◆ Aim of the exercise
Set down the whole listing verbatim.
----
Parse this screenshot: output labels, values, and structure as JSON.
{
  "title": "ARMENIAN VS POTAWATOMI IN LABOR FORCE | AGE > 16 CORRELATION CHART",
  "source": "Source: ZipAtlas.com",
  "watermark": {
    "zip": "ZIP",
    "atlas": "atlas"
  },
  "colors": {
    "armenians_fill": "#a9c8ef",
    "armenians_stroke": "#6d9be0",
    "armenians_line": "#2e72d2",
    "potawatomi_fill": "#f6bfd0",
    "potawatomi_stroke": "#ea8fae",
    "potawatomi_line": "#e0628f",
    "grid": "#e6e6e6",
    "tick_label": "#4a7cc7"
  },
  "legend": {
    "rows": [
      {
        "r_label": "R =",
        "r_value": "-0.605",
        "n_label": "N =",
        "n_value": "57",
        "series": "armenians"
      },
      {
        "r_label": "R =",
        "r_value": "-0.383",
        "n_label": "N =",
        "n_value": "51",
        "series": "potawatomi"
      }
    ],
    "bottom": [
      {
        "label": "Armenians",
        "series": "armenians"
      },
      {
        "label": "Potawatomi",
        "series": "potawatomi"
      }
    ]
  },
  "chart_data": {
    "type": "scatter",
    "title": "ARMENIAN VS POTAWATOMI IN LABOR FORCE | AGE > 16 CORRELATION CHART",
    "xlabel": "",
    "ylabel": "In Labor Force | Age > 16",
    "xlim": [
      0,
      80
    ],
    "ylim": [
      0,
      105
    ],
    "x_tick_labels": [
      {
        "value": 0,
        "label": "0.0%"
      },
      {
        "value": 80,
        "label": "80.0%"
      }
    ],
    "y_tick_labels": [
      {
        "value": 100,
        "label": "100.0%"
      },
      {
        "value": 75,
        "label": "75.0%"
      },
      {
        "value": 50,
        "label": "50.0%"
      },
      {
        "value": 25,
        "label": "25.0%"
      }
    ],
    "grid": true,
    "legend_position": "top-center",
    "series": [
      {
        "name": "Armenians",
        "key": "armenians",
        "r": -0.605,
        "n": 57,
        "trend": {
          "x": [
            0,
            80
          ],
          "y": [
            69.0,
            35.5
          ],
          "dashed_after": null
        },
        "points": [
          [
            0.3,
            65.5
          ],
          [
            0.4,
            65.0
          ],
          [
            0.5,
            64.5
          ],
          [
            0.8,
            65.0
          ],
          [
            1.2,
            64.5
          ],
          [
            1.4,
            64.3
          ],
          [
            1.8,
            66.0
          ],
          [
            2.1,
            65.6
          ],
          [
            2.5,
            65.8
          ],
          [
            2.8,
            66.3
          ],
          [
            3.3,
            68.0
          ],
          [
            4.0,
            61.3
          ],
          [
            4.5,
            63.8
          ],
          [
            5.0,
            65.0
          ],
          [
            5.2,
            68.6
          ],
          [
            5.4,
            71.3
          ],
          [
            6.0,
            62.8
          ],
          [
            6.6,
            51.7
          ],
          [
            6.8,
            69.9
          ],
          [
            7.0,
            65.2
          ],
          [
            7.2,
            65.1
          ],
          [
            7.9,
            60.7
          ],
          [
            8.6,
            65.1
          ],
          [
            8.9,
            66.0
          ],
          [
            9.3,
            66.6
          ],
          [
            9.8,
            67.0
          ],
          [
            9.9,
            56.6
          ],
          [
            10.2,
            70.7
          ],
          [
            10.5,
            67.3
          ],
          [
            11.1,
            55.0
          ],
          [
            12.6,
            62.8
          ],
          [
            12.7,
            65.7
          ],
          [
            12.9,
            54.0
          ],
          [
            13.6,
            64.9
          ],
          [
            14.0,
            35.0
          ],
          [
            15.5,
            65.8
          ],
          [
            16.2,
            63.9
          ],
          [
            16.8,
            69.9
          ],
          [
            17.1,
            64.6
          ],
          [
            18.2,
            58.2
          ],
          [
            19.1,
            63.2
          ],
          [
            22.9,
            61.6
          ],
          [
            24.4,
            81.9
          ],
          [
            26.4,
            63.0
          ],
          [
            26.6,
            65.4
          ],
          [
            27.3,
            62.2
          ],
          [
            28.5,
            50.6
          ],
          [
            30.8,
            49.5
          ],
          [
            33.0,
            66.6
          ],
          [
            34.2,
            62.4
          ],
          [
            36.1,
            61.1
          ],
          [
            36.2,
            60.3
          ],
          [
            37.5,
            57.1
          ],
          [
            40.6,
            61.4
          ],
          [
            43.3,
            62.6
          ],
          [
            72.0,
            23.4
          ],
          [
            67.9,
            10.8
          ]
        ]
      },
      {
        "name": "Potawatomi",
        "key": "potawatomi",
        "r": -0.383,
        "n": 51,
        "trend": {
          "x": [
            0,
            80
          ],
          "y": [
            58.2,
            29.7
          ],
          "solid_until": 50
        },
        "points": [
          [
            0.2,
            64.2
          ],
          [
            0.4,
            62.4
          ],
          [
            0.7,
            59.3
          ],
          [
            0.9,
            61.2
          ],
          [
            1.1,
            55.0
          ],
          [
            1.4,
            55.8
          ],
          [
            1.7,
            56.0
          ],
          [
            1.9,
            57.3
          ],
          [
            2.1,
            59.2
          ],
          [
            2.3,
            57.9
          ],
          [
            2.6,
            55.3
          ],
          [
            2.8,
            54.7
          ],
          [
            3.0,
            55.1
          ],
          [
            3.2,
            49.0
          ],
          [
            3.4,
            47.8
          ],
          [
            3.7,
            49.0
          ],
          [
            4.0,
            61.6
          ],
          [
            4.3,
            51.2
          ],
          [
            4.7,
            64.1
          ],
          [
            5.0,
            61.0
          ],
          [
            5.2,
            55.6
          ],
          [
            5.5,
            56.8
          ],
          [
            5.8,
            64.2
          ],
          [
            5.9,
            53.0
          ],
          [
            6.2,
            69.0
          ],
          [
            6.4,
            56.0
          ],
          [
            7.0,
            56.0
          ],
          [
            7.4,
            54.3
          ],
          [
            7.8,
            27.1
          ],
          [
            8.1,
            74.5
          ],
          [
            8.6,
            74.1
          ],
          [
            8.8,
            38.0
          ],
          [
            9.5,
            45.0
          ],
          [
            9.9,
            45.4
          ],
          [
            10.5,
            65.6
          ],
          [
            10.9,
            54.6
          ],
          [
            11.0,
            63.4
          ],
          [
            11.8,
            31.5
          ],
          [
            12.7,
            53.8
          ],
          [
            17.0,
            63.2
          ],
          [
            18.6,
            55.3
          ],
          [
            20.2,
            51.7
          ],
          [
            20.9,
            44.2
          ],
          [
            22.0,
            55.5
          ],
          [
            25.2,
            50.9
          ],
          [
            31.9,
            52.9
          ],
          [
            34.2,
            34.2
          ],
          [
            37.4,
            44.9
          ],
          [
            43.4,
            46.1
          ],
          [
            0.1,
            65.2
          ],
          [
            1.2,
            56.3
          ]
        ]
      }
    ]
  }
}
----
◆ Worked answer
Parse this screenshot: output labels, values, and structure as JSON.
{
  "title": "ARMENIAN VS POTAWATOMI IN LABOR FORCE | AGE > 16 CORRELATION CHART",
  "source": "Source: ZipAtlas.com",
  "watermark": {
    "zip": "ZIP",
    "atlas": "atlas"
  },
  "colors": {
    "armenians_fill": "#a9c8ef",
    "armenians_stroke": "#6d9be0",
    "armenians_line": "#2e72d2",
    "potawatomi_fill": "#f6bfd0",
    "potawatomi_stroke": "#ea8fae",
    "potawatomi_line": "#e0628f",
    "grid": "#e6e6e6",
    "tick_label": "#4a7cc7"
  },
  "legend": {
    "rows": [
      {
        "r_label": "R =",
        "r_value": "-0.605",
        "n_label": "N =",
        "n_value": "57",
        "series": "armenians"
      },
      {
        "r_label": "R =",
        "r_value": "-0.383",
        "n_label": "N =",
        "n_value": "51",
        "series": "potawatomi"
      }
    ],
    "bottom": [
      {
        "label": "Armenians",
        "series": "armenians"
      },
      {
        "label": "Potawatomi",
        "series": "potawatomi"
      }
    ]
  },
  "chart_data": {
    "type": "scatter",
    "title": "ARMENIAN VS POTAWATOMI IN LABOR FORCE | AGE > 16 CORRELATION CHART",
    "xlabel": "",
    "ylabel": "In Labor Force | Age > 16",
    "xlim": [
      0,
      80
    ],
    "ylim": [
      0,
      105
    ],
    "x_tick_labels": [
      {
        "value": 0,
        "label": "0.0%"
      },
      {
        "value": 80,
        "label": "80.0%"
      }
    ],
    "y_tick_labels": [
      {
        "value": 100,
        "label": "100.0%"
      },
      {
        "value": 75,
        "label": "75.0%"
      },
      {
        "value": 50,
        "label": "50.0%"
      },
      {
        "value": 25,
        "label": "25.0%"
      }
    ],
    "grid": true,
    "legend_position": "top-center",
    "series": [
      {
        "name": "Armenians",
        "key": "armenians",
        "r": -0.605,
        "n": 57,
        "trend": {
          "x": [
            0,
            80
          ],
          "y": [
            69.0,
            35.5
          ],
          "dashed_after": null
        },
        "points": [
          [
            0.3,
            65.5
          ],
          [
            0.4,
            65.0
          ],
          [
            0.5,
            64.5
          ],
          [
            0.8,
            65.0
          ],
          [
            1.2,
            64.5
          ],
          [
            1.4,
            64.3
          ],
          [
            1.8,
            66.0
          ],
          [
            2.1,
            65.6
          ],
          [
            2.5,
            65.8
          ],
          [
            2.8,
            66.3
          ],
          [
            3.3,
            68.0
          ],
          [
            4.0,
            61.3
          ],
          [
            4.5,
            63.8
          ],
          [
            5.0,
            65.0
          ],
          [
            5.2,
            68.6
          ],
          [
            5.4,
            71.3
          ],
          [
            6.0,
            62.8
          ],
          [
            6.6,
            51.7
          ],
          [
            6.8,
            69.9
          ],
          [
            7.0,
            65.2
          ],
          [
            7.2,
            65.1
          ],
          [
            7.9,
            60.7
          ],
          [
            8.6,
            65.1
          ],
          [
            8.9,
            66.0
          ],
          [
            9.3,
            66.6
          ],
          [
            9.8,
            67.0
          ],
          [
            9.9,
            56.6
          ],
          [
            10.2,
            70.7
          ],
          [
            10.5,
            67.3
          ],
          [
            11.1,
            55.0
          ],
          [
            12.6,
            62.8
          ],
          [
            12.7,
            65.7
          ],
          [
            12.9,
            54.0
          ],
          [
            13.6,
            64.9
          ],
          [
            14.0,
            35.0
          ],
          [
            15.5,
            65.8
          ],
          [
            16.2,
            63.9
          ],
          [
            16.8,
            69.9
          ],
          [
            17.1,
            64.6
          ],
          [
            18.2,
            58.2
          ],
          [
            19.1,
            63.2
          ],
          [
            22.9,
            61.6
          ],
          [
            24.4,
            81.9
          ],
          [
            26.4,
            63.0
          ],
          [
            26.6,
            65.4
          ],
          [
            27.3,
            62.2
          ],
          [
            28.5,
            50.6
          ],
          [
            30.8,
            49.5
          ],
          [
            33.0,
            66.6
          ],
          [
            34.2,
            62.4
          ],
          [
            36.1,
            61.1
          ],
          [
            36.2,
            60.3
          ],
          [
            37.5,
            57.1
          ],
          [
            40.6,
            61.4
          ],
          [
            43.3,
            62.6
          ],
          [
            72.0,
            23.4
          ],
          [
            67.9,
            10.8
          ]
        ]
      },
      {
        "name": "Potawatomi",
        "key": "potawatomi",
        "r": -0.383,
        "n": 51,
        "trend": {
          "x": [
            0,
            80
          ],
          "y": [
            58.2,
            29.7
          ],
          "solid_until": 50
        },
        "points": [
          [
            0.2,
            64.2
          ],
          [
            0.4,
            62.4
          ],
          [
            0.7,
            59.3
          ],
          [
            0.9,
            61.2
          ],
          [
            1.1,
            55.0
          ],
          [
            1.4,
            55.8
          ],
          [
            1.7,
            56.0
          ],
          [
            1.9,
            57.3
          ],
          [
            2.1,
            59.2
          ],
          [
            2.3,
            57.9
          ],
          [
            2.6,
            55.3
          ],
          [
            2.8,
            54.7
          ],
          [
            3.0,
            55.1
          ],
          [
            3.2,
            49.0
          ],
          [
            3.4,
            47.8
          ],
          [
            3.7,
            49.0
          ],
          [
            4.0,
            61.6
          ],
          [
            4.3,
            51.2
          ],
          [
            4.7,
            64.1
          ],
          [
            5.0,
            61.0
          ],
          [
            5.2,
            55.6
          ],
          [
            5.5,
            56.8
          ],
          [
            5.8,
            64.2
          ],
          [
            5.9,
            53.0
          ],
          [
            6.2,
            69.0
          ],
          [
            6.4,
            56.0
          ],
          [
            7.0,
            56.0
          ],
          [
            7.4,
            54.3
          ],
          [
            7.8,
            27.1
          ],
          [
            8.1,
            74.5
          ],
          [
            8.6,
            74.1
          ],
          [
            8.8,
            38.0
          ],
          [
            9.5,
            45.0
          ],
          [
            9.9,
            45.4
          ],
          [
            10.5,
            65.6
          ],
          [
            10.9,
            54.6
          ],
          [
            11.0,
            63.4
          ],
          [
            11.8,
            31.5
          ],
          [
            12.7,
            53.8
          ],
          [
            17.0,
            63.2
          ],
          [
            18.6,
            55.3
          ],
          [
            20.2,
            51.7
          ],
          [
            20.9,
            44.2
          ],
          [
            22.0,
            55.5
          ],
          [
            25.2,
            50.9
          ],
          [
            31.9,
            52.9
          ],
          [
            34.2,
            34.2
          ],
          [
            37.4,
            44.9
          ],
          [
            43.4,
            46.1
          ],
          [
            0.1,
            65.2
          ],
          [
            1.2,
            56.3
          ]
        ]
      }
    ]
  }
}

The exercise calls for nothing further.